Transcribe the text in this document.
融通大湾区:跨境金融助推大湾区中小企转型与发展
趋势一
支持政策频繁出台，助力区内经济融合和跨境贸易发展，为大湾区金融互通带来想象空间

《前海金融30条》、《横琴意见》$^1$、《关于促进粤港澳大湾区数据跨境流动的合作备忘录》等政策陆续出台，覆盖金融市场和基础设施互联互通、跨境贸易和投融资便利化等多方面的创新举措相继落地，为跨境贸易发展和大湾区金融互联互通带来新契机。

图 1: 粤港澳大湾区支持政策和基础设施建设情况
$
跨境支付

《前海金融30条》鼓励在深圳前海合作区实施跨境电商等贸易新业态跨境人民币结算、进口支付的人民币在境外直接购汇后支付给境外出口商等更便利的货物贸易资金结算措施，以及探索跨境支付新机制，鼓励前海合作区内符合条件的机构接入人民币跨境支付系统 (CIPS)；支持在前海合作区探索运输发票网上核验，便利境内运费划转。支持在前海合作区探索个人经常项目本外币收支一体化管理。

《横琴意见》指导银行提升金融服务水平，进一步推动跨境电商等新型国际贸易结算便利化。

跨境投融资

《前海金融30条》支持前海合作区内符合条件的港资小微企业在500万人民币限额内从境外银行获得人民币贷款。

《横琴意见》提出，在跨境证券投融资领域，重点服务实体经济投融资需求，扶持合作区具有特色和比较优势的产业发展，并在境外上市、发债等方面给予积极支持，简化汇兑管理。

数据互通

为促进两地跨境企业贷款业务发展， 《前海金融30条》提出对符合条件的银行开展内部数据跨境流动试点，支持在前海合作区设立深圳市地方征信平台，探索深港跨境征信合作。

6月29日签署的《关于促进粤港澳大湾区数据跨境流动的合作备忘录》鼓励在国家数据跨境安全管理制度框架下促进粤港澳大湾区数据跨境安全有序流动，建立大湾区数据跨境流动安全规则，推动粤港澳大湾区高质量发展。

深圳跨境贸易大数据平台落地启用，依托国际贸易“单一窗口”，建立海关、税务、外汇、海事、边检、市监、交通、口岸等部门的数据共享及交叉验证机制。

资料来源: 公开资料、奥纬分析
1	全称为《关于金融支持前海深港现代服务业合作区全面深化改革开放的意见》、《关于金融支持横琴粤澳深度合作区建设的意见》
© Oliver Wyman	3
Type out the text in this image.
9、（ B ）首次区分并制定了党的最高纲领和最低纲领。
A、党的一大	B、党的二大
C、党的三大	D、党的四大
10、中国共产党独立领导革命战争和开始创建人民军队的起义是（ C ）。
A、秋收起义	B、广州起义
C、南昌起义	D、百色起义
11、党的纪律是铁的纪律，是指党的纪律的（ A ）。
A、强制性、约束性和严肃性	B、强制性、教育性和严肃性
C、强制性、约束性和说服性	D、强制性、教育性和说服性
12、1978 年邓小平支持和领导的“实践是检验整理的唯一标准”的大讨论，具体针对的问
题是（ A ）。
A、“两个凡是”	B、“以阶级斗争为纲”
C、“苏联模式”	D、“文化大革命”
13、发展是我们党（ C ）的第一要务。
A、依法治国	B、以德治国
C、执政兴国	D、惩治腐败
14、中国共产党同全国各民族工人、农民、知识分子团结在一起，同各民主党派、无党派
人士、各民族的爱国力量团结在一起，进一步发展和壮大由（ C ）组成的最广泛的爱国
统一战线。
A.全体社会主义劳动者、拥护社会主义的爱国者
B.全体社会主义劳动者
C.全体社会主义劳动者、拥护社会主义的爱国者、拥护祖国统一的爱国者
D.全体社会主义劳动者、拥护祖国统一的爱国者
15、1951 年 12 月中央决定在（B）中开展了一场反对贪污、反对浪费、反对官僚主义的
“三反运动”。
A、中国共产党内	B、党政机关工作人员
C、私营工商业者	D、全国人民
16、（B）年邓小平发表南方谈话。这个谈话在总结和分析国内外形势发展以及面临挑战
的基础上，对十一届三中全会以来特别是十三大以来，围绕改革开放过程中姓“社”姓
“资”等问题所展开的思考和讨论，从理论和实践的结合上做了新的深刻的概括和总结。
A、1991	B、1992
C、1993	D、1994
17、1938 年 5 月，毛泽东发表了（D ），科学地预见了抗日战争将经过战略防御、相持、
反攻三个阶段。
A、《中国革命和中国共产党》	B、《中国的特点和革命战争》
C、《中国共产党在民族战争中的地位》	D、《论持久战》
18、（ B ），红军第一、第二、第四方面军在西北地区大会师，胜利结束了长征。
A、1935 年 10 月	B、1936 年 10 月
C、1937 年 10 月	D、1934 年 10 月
------------------------------------------------------------------------
Problem details:
From the listing above, collect every line that mentions the word "关于促进粤港澳大湾区数据跨境流动的合作备忘录".

Written answer:
《前海金融30条》、《横琴意见》$^1$、《关于促进粤港澳大湾区数据跨境流动的合作备忘录》等政策陆续出台，覆盖金融市场和基础设施互联互通、跨境贸易和投融资便利化等多方面的创新举措相继落地，为跨境贸易发展和大湾区金融互联互通带来新契机。
6月29日签署的《关于促进粤港澳大湾区数据跨境流动的合作备忘录》鼓励在国家数据跨境安全管理制度框架下促进粤港澳大湾区数据跨境安全有序流动，建立大湾区数据跨境流动安全规则，推动粤港澳大湾区高质量发展。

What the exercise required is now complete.